*PROBLEM DESCRIPTION*: The listing below should be written out exactly; please include all of it.

>> Start GIVEN RECORDS

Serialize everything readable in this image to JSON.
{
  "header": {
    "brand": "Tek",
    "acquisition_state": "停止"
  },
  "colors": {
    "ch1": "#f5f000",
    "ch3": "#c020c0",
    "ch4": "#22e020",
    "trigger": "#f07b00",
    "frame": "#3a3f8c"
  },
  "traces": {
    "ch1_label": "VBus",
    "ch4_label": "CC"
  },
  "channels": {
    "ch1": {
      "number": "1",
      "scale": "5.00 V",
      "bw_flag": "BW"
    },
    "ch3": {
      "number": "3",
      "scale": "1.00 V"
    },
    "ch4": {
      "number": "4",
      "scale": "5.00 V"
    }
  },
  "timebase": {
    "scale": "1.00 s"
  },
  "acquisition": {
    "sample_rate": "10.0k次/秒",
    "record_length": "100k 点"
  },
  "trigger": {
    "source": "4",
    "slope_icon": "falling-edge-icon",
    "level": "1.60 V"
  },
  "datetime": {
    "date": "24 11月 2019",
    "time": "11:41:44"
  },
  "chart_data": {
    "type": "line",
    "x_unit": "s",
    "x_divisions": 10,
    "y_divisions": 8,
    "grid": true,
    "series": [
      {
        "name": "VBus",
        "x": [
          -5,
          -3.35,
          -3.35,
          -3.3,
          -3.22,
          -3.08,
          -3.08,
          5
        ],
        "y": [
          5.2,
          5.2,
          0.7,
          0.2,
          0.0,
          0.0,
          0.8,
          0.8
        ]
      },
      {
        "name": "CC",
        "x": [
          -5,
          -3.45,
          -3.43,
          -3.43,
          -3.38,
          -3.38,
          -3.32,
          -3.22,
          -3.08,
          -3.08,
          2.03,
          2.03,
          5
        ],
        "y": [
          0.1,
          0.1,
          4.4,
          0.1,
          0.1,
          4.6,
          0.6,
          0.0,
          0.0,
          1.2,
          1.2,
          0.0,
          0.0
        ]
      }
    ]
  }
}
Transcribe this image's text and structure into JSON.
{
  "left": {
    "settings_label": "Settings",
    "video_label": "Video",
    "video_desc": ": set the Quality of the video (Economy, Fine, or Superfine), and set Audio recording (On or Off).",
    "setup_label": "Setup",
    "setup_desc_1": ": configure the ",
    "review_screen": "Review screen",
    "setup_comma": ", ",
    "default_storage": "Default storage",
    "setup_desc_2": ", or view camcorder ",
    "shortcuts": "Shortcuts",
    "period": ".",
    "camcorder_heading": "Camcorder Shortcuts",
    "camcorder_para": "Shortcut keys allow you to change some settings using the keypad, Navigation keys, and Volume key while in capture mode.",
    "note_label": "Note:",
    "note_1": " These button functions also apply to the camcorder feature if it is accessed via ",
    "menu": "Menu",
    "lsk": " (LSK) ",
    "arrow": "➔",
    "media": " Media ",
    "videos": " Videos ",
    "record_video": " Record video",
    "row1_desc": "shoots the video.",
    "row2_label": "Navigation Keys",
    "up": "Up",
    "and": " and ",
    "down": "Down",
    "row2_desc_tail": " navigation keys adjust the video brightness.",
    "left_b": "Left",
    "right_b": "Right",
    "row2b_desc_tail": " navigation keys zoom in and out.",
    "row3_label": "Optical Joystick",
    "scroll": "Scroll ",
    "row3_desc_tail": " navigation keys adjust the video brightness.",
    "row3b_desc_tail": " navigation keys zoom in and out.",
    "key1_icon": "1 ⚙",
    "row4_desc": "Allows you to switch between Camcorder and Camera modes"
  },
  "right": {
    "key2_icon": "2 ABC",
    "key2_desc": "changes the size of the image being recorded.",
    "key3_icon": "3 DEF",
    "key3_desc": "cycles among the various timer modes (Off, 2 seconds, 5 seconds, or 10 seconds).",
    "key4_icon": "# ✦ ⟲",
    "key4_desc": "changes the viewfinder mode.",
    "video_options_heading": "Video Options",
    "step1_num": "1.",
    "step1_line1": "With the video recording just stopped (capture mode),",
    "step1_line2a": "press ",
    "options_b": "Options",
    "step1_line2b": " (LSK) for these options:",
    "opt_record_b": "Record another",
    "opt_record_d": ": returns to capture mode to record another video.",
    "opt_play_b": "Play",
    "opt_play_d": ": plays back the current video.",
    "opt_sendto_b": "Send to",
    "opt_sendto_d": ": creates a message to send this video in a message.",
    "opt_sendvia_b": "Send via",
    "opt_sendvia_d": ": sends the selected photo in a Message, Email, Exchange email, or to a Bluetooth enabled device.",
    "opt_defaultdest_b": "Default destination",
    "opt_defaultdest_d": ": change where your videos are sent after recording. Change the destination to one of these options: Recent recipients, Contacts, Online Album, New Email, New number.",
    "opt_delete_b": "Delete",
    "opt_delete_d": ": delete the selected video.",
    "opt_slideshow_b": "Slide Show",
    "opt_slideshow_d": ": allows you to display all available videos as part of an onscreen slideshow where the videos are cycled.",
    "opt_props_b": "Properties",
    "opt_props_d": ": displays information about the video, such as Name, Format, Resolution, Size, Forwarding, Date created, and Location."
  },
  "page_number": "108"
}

>> End GIVEN RECORDS

*ANSWER FOR THIS EXERCISE*:
Serialize everything readable in this image to JSON.
{
  "header": {
    "brand": "Tek",
    "acquisition_state": "停止"
  },
  "colors": {
    "ch1": "#f5f000",
    "ch3": "#c020c0",
    "ch4": "#22e020",
    "trigger": "#f07b00",
    "frame": "#3a3f8c"
  },
  "traces": {
    "ch1_label": "VBus",
    "ch4_label": "CC"
  },
  "channels": {
    "ch1": {
      "number": "1",
      "scale": "5.00 V",
      "bw_flag": "BW"
    },
    "ch3": {
      "number": "3",
      "scale": "1.00 V"
    },
    "ch4": {
      "number": "4",
      "scale": "5.00 V"
    }
  },
  "timebase": {
    "scale": "1.00 s"
  },
  "acquisition": {
    "sample_rate": "10.0k次/秒",
    "record_length": "100k 点"
  },
  "trigger": {
    "source": "4",
    "slope_icon": "falling-edge-icon",
    "level": "1.60 V"
  },
  "datetime": {
    "date": "24 11月 2019",
    "time": "11:41:44"
  },
  "chart_data": {
    "type": "line",
    "x_unit": "s",
    "x_divisions": 10,
    "y_divisions": 8,
    "grid": true,
    "series": [
      {
        "name": "VBus",
        "x": [
          -5,
          -3.35,
          -3.35,
          -3.3,
          -3.22,
          -3.08,
          -3.08,
          5
        ],
        "y": [
          5.2,
          5.2,
          0.7,
          0.2,
          0.0,
          0.0,
          0.8,
          0.8
        ]
      },
      {
        "name": "CC",
        "x": [
          -5,
          -3.45,
          -3.43,
          -3.43,
          -3.38,
          -3.38,
          -3.32,
          -3.22,
          -3.08,
          -3.08,
          2.03,
          2.03,
          5
        ],
        "y": [
          0.1,
          0.1,
          4.4,
          0.1,
          0.1,
          4.6,
          0.6,
          0.0,
          0.0,
          1.2,
          1.2,
          0.0,
          0.0
        ]
      }
    ]
  }
}
Transcribe this image's text and structure into JSON.
{
  "left": {
    "settings_label": "Settings",
    "video_label": "Video",
    "video_desc": ": set the Quality of the video (Economy, Fine, or Superfine), and set Audio recording (On or Off).",
    "setup_label": "Setup",
    "setup_desc_1": ": configure the ",
    "review_screen": "Review screen",
    "setup_comma": ", ",
    "default_storage": "Default storage",
    "setup_desc_2": ", or view camcorder ",
    "shortcuts": "Shortcuts",
    "period": ".",
    "camcorder_heading": "Camcorder Shortcuts",
    "camcorder_para": "Shortcut keys allow you to change some settings using the keypad, Navigation keys, and Volume key while in capture mode.",
    "note_label": "Note:",
    "note_1": " These button functions also apply to the camcorder feature if it is accessed via ",
    "menu": "Menu",
    "lsk": " (LSK) ",
    "arrow": "➔",
    "media": " Media ",
    "videos": " Videos ",
    "record_video": " Record video",
    "row1_desc": "shoots the video.",
    "row2_label": "Navigation Keys",
    "up": "Up",
    "and": " and ",
    "down": "Down",
    "row2_desc_tail": " navigation keys adjust the video brightness.",
    "left_b": "Left",
    "right_b": "Right",
    "row2b_desc_tail": " navigation keys zoom in and out.",
    "row3_label": "Optical Joystick",
    "scroll": "Scroll ",
    "row3_desc_tail": " navigation keys adjust the video brightness.",
    "row3b_desc_tail": " navigation keys zoom in and out.",
    "key1_icon": "1 ⚙",
    "row4_desc": "Allows you to switch between Camcorder and Camera modes"
  },
  "right": {
    "key2_icon": "2 ABC",
    "key2_desc": "changes the size of the image being recorded.",
    "key3_icon": "3 DEF",
    "key3_desc": "cycles among the various timer modes (Off, 2 seconds, 5 seconds, or 10 seconds).",
    "key4_icon": "# ✦ ⟲",
    "key4_desc": "changes the viewfinder mode.",
    "video_options_heading": "Video Options",
    "step1_num": "1.",
    "step1_line1": "With the video recording just stopped (capture mode),",
    "step1_line2a": "press ",
    "options_b": "Options",
    "step1_line2b": " (LSK) for these options:",
    "opt_record_b": "Record another",
    "opt_record_d": ": returns to capture mode to record another video.",
    "opt_play_b": "Play",
    "opt_play_d": ": plays back the current video.",
    "opt_sendto_b": "Send to",
    "opt_sendto_d": ": creates a message to send this video in a message.",
    "opt_sendvia_b": "Send via",
    "opt_sendvia_d": ": sends the selected photo in a Message, Email, Exchange email, or to a Bluetooth enabled device.",
    "opt_defaultdest_b": "Default destination",
    "opt_defaultdest_d": ": change where your videos are sent after recording. Change the destination to one of these options: Recent recipients, Contacts, Online Album, New Email, New number.",
    "opt_delete_b": "Delete",
    "opt_delete_d": ": delete the selected video.",
    "opt_slideshow_b": "Slide Show",
    "opt_slideshow_d": ": allows you to display all available videos as part of an onscreen slideshow where the videos are cycled.",
    "opt_props_b": "Properties",
    "opt_props_d": ": displays information about the video, such as Name, Format, Resolution, Size, Forwarding, Date created, and Location."
  },
  "page_number": "108"
}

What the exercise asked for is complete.